What you will do.
Print all the entries verbatim.

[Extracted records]
- - -

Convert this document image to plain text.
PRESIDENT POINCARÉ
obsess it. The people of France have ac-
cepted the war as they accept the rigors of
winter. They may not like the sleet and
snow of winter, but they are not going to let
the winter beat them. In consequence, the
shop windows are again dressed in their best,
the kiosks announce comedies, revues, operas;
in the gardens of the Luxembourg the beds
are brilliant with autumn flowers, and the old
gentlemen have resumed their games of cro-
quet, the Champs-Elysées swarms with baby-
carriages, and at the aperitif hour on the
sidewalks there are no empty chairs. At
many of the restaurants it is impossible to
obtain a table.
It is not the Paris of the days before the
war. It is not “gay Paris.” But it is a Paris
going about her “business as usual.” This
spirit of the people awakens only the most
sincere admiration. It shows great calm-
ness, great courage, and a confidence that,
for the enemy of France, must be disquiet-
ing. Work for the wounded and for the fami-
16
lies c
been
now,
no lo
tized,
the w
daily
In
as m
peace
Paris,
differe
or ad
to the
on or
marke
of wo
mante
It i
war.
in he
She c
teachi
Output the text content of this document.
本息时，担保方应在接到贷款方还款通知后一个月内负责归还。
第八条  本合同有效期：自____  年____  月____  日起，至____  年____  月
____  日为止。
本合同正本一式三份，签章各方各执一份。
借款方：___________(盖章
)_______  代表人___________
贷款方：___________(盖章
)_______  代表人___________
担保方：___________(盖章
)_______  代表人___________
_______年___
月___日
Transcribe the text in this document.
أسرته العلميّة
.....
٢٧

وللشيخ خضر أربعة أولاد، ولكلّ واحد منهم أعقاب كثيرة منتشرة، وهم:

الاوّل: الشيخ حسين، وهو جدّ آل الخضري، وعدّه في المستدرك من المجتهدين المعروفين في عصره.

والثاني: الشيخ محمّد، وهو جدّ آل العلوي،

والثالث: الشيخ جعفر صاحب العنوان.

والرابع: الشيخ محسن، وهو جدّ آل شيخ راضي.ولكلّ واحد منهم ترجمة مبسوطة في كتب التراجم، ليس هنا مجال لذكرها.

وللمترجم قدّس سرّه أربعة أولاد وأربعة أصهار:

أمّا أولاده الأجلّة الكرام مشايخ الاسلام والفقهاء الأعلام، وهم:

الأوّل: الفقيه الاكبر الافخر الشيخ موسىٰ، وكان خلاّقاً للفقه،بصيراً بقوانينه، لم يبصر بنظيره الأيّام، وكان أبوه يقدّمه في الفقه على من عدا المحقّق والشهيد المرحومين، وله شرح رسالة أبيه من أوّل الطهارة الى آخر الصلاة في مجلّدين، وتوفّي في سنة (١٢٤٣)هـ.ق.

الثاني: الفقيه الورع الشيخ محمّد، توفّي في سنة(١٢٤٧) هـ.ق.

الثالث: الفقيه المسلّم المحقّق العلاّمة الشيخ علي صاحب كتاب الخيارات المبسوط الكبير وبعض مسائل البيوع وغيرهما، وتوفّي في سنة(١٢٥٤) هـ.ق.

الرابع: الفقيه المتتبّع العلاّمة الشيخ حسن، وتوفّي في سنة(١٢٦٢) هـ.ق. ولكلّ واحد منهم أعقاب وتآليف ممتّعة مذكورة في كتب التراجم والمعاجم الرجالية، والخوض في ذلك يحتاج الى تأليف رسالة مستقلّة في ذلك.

- - -

Written answer.
Convert this document image to plain text.
PRESIDENT POINCARÉ
obsess it. The people of France have ac-
cepted the war as they accept the rigors of
winter. They may not like the sleet and
snow of winter, but they are not going to let
the winter beat them. In consequence, the
shop windows are again dressed in their best,
the kiosks announce comedies, revues, operas;
in the gardens of the Luxembourg the beds
are brilliant with autumn flowers, and the old
gentlemen have resumed their games of cro-
quet, the Champs-Elysées swarms with baby-
carriages, and at the aperitif hour on the
sidewalks there are no empty chairs. At
many of the restaurants it is impossible to
obtain a table.
It is not the Paris of the days before the
war. It is not “gay Paris.” But it is a Paris
going about her “business as usual.” This
spirit of the people awakens only the most
sincere admiration. It shows great calm-
ness, great courage, and a confidence that,
for the enemy of France, must be disquiet-
ing. Work for the wounded and for the fami-
16
lies c
been
now,
no lo
tized,
the w
daily
In
as m
peace
Paris,
differe
or ad
to the
on or
marke
of wo
mante
It i
war.
in he
She c
teachi
Output the text content of this document.
本息时，担保方应在接到贷款方还款通知后一个月内负责归还。
第八条  本合同有效期：自____  年____  月____  日起，至____  年____  月
____  日为止。
本合同正本一式三份，签章各方各执一份。
借款方：___________(盖章
)_______  代表人___________
贷款方：___________(盖章
)_______  代表人___________
担保方：___________(盖章
)_______  代表人___________
_______年___
月___日
Transcribe the text in this document.
أسرته العلميّة
.....
٢٧

وللشيخ خضر أربعة أولاد، ولكلّ واحد منهم أعقاب كثيرة منتشرة، وهم:

الاوّل: الشيخ حسين، وهو جدّ آل الخضري، وعدّه في المستدرك من المجتهدين المعروفين في عصره.

والثاني: الشيخ محمّد، وهو جدّ آل العلوي،

والثالث: الشيخ جعفر صاحب العنوان.

والرابع: الشيخ محسن، وهو جدّ آل شيخ راضي.ولكلّ واحد منهم ترجمة مبسوطة في كتب التراجم، ليس هنا مجال لذكرها.

وللمترجم قدّس سرّه أربعة أولاد وأربعة أصهار:

أمّا أولاده الأجلّة الكرام مشايخ الاسلام والفقهاء الأعلام، وهم:

الأوّل: الفقيه الاكبر الافخر الشيخ موسىٰ، وكان خلاّقاً للفقه،بصيراً بقوانينه، لم يبصر بنظيره الأيّام، وكان أبوه يقدّمه في الفقه على من عدا المحقّق والشهيد المرحومين، وله شرح رسالة أبيه من أوّل الطهارة الى آخر الصلاة في مجلّدين، وتوفّي في سنة (١٢٤٣)هـ.ق.

الثاني: الفقيه الورع الشيخ محمّد، توفّي في سنة(١٢٤٧) هـ.ق.

الثالث: الفقيه المسلّم المحقّق العلاّمة الشيخ علي صاحب كتاب الخيارات المبسوط الكبير وبعض مسائل البيوع وغيرهما، وتوفّي في سنة(١٢٥٤) هـ.ق.

الرابع: الفقيه المتتبّع العلاّمة الشيخ حسن، وتوفّي في سنة(١٢٦٢) هـ.ق. ولكلّ واحد منهم أعقاب وتآليف ممتّعة مذكورة في كتب التراجم والمعاجم الرجالية، والخوض في ذلك يحتاج الى تأليف رسالة مستقلّة في ذلك.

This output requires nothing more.